* _JOB A_
Reproduce the rows below word for word, everything from the first row down to the one containing "289, 692, 335]", with both of those included.

* _PAGE_
══════════
The brook there is in an underground culvert. It's basically a storm sewer. Replacing the man-made water feature of Wade Lagoon with a restoration of the brook would almost certainly provide some "ecological uplift," a term the Sewer District likes to use to describe their Horseshoe plans. It would also be an absolutely terrible idea and no one would ever propose doing such a thing.
My bike commute takes me past both Wade Lagoon and the nearby restored brook. In what I'm sure is a surprise to absolutely no one, the lagoon consistently has far more people walking, jogging, and sitting next to it than the restored brook does. The difference is so dramatic that I don't think it's a good use of time and energy to bother quantifying it, but someone could if they wanted.
This is about the closest thing we have to a controlled experiment. A historic man-made water feature and a Sewer District stream restoration project, both located on Doan Brook, right next to each other. Both have walking paths and benches next to them. Both have spots where people can stand and look down at the water. Everyone who visits the area has equal ability to spend time by one, the other, or both. Where do most people choose to spend time?
By the lagoon. Of course. Because humans, generally speaking, are more drawn to bodies of water than to streams.
So think about how people would react if there was a proposal to replace Wade Lagoon with a restored brook section. And then translate that to the proposals for the Shaker Lakes. That restored section of brook by the art museum is nice, for what it is, but imagine: in place of Horseshoe Lake, and in place of Lower Shaker Lake, and in the woods near Horseshoe Lake (after cutting down a thousand trees), we'd just have a bunch more brook sections like that.The idea that people, in general, would like the parks just as much as they do now is utterly preposterous.
══════════
* _JOB B_
Carry on the argument about Wade Lagoon and the Shaker Lakes from the point where it stops.

* _DATA PROVIDED_
══════════
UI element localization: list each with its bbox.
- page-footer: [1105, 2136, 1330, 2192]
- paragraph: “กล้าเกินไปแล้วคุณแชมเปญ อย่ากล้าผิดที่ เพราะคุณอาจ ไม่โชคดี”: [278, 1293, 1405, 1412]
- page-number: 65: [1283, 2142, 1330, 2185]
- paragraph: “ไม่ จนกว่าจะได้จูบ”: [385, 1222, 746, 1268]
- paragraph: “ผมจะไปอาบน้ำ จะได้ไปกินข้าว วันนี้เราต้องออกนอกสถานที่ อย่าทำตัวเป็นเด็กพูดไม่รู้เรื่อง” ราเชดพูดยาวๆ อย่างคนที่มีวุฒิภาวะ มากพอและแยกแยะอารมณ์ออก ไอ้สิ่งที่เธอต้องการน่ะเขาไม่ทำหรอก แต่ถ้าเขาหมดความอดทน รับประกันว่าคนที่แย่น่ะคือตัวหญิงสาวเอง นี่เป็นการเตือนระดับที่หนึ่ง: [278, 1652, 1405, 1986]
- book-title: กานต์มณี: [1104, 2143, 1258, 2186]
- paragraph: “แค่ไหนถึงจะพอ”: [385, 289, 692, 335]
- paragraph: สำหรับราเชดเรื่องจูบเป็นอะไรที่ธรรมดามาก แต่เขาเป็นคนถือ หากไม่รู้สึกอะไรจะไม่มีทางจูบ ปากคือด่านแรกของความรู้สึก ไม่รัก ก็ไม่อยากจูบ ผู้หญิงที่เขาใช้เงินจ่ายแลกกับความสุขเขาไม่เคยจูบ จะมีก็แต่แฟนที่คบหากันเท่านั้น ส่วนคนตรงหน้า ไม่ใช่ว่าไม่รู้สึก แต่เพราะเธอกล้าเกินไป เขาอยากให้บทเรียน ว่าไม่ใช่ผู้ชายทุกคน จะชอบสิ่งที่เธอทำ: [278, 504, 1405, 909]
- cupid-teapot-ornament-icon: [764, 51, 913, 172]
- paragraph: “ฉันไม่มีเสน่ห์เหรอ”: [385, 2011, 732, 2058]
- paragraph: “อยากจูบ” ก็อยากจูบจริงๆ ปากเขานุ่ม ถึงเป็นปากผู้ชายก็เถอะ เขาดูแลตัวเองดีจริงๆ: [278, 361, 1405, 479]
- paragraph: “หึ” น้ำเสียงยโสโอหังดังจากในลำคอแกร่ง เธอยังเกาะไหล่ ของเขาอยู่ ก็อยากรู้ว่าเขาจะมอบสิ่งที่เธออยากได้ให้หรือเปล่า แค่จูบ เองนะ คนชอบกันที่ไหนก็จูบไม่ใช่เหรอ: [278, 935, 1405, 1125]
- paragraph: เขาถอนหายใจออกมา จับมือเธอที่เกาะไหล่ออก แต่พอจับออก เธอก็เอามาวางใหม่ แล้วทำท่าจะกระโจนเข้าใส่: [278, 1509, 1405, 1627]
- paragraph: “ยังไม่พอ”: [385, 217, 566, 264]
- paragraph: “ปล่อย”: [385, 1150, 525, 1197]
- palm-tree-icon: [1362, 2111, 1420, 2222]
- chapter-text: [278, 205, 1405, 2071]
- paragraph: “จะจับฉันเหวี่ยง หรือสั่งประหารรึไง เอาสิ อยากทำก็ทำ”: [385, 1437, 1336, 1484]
══════════
* _RESULT A_
UI element localization: list each with its bbox.
- page-footer: [1105, 2136, 1330, 2192]
- paragraph: “กล้าเกินไปแล้วคุณแชมเปญ อย่ากล้าผิดที่ เพราะคุณอาจ ไม่โชคดี”: [278, 1293, 1405, 1412]
- page-number: 65: [1283, 2142, 1330, 2185]
- paragraph: “ไม่ จนกว่าจะได้จูบ”: [385, 1222, 746, 1268]
- paragraph: “ผมจะไปอาบน้ำ จะได้ไปกินข้าว วันนี้เราต้องออกนอกสถานที่ อย่าทำตัวเป็นเด็กพูดไม่รู้เรื่อง” ราเชดพูดยาวๆ อย่างคนที่มีวุฒิภาวะ มากพอและแยกแยะอารมณ์ออก ไอ้สิ่งที่เธอต้องการน่ะเขาไม่ทำหรอก แต่ถ้าเขาหมดความอดทน รับประกันว่าคนที่แย่น่ะคือตัวหญิงสาวเอง นี่เป็นการเตือนระดับที่หนึ่ง: [278, 1652, 1405, 1986]
- book-title: กานต์มณี: [1104, 2143, 1258, 2186]
- paragraph: “แค่ไหนถึงจะพอ”: [385, 289, 692, 335]

* _RESULT B_
I'm sure some are thinking, "But the new parks will have other new amenities to make them nicer!"
Yes. The proposed new amenities are an attempt to make up for the fact that replacing the lakes with brook sections would make the parks much less attractive, so this actually bolsters the argument that removing the lakes is a negative to the community.
It's also debatable whether the new amenities would even improve the space. Here's a side-by-side comparison of a location in the park by Horseshoe Lake as it currently looks and a rendering of the same location in the proposed new park.
I don't know about you, but I prefer it as it is now. I go to the parks to spend time in nature. I like walking through those woods (there's already a trail there). Cutting down a bunch of trees and putting in paved trails and other artificial features detracts from the feel of spending time in nature.I'm sure not everyone agrees with me, but I'm also sure that a lot of people do. It's a big problem that the Sewer District never tried to determine whether people would prefer adding artificial amenities or keeping the space more natural. Instead, they asked people to pick amenities from a list, priming people to tell them to add amenities. Sewer District representatives admitted to me that this was a flaw in the public engagement process when I discussed it with them, but they say it's too late to change the plans.
It's ironic that, thanks to the addition of a bunch of pavement and other artificial amenities, it looks like the "natural state" restoration will feel less like nature than the currently existing park. In their own public engagement survey, the Sewer District found that the top two concerns the public had about the project were (1) "losing Horseshoe Lake" and (2) "the project not being natural enough." And then they went and designed a new park that both doesn't have a lake and feels less natural than the current park.
And yes, the Sewer District also proposes constructing some small wetland complexes in addition to constructing new stream channels. Wetlands are great! But there are already wetlands in the park. There already were wetlands in the park before the lake was drained and dam breached. Now, without the lake, there are more wetlands in the park today than there would be after the restoration project.
Anyway, the bottom line is that there's simply no reason to believe the claim that parks with restored brook sections will have the same value to the community as our historic, beautiful lakes. The question isn't whether they'll have less value, it's how much less value they'll have. And depending on the answer to that question, the long-term consequences could be catastrophic for the cities that share the parks.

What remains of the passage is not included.